(What is needed) Write out all the entries word for word and omit any pictures.

### Data

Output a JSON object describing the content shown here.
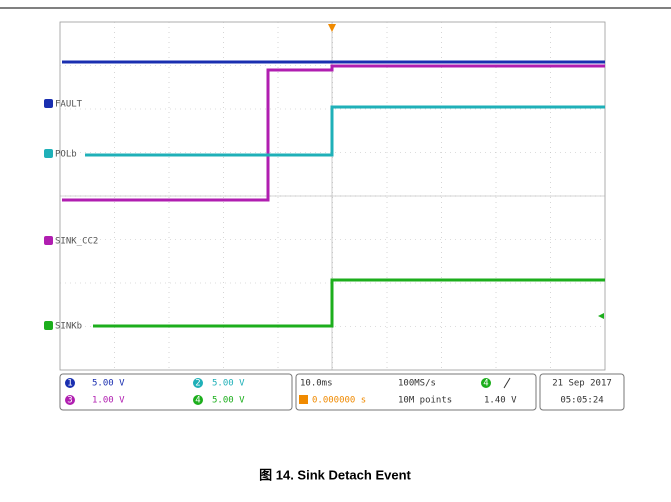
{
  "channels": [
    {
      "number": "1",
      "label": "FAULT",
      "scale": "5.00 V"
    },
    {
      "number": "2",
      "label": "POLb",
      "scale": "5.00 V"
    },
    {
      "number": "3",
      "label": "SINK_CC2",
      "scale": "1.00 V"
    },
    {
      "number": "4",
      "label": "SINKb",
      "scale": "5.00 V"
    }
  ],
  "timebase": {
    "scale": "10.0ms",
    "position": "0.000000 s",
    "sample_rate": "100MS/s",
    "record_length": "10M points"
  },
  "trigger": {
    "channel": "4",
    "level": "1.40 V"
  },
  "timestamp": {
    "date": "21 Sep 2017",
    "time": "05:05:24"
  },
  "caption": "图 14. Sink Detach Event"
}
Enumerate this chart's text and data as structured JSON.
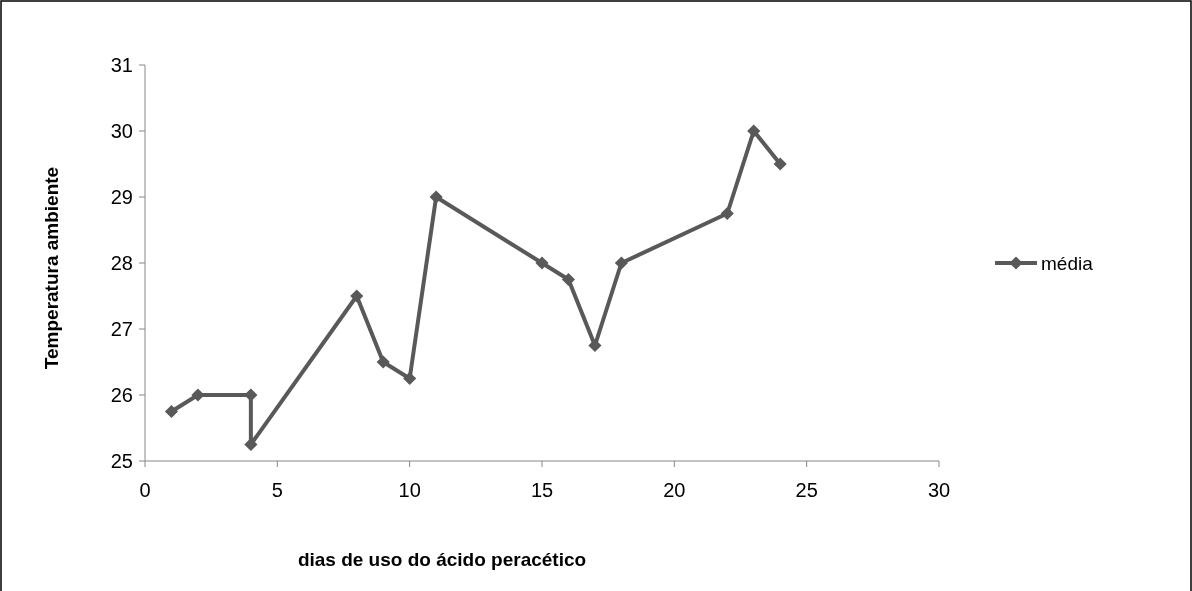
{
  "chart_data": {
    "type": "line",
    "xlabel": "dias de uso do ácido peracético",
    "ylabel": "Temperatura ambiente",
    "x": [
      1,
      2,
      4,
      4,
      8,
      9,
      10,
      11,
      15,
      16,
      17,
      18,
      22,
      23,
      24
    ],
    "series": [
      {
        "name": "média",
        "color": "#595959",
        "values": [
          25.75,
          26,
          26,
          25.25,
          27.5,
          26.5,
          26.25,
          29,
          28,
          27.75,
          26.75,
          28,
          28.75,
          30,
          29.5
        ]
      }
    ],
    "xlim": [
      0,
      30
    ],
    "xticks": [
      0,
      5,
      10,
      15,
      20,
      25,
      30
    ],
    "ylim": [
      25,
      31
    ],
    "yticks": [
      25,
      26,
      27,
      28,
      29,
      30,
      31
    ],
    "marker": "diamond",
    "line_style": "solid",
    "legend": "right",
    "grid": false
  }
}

######

(Answer for the task)
Output a JSON object describing the content shown here.
{
  "channels": [
    {
      "number": "1",
      "label": "FAULT",
      "scale": "5.00 V"
    },
    {
      "number": "2",
      "label": "POLb",
      "scale": "5.00 V"
    },
    {
      "number": "3",
      "label": "SINK_CC2",
      "scale": "1.00 V"
    },
    {
      "number": "4",
      "label": "SINKb",
      "scale": "5.00 V"
    }
  ],
  "timebase": {
    "scale": "10.0ms",
    "position": "0.000000 s",
    "sample_rate": "100MS/s",
    "record_length": "10M points"
  },
  "trigger": {
    "channel": "4",
    "level": "1.40 V"
  },
  "timestamp": {
    "date": "21 Sep 2017",
    "time": "05:05:24"
  },
  "caption": "图 14. Sink Detach Event"
}
Enumerate this chart's text and data as structured JSON.
{
  "chart_data": {
    "type": "line",
    "xlabel": "dias de uso do ácido peracético",
    "ylabel": "Temperatura ambiente",
    "x": [
      1,
      2,
      4,
      4,
      8,
      9,
      10,
      11,
      15,
      16,
      17,
      18,
      22,
      23,
      24
    ],
    "series": [
      {
        "name": "média",
        "color": "#595959",
        "values": [
          25.75,
          26,
          26,
          25.25,
          27.5,
          26.5,
          26.25,
          29,
          28,
          27.75,
          26.75,
          28,
          28.75,
          30,
          29.5
        ]
      }
    ],
    "xlim": [
      0,
      30
    ],
    "xticks": [
      0,
      5,
      10,
      15,
      20,
      25,
      30
    ],
    "ylim": [
      25,
      31
    ],
    "yticks": [
      25,
      26,
      27,
      28,
      29,
      30,
      31
    ],
    "marker": "diamond",
    "line_style": "solid",
    "legend": "right",
    "grid": false
  }
}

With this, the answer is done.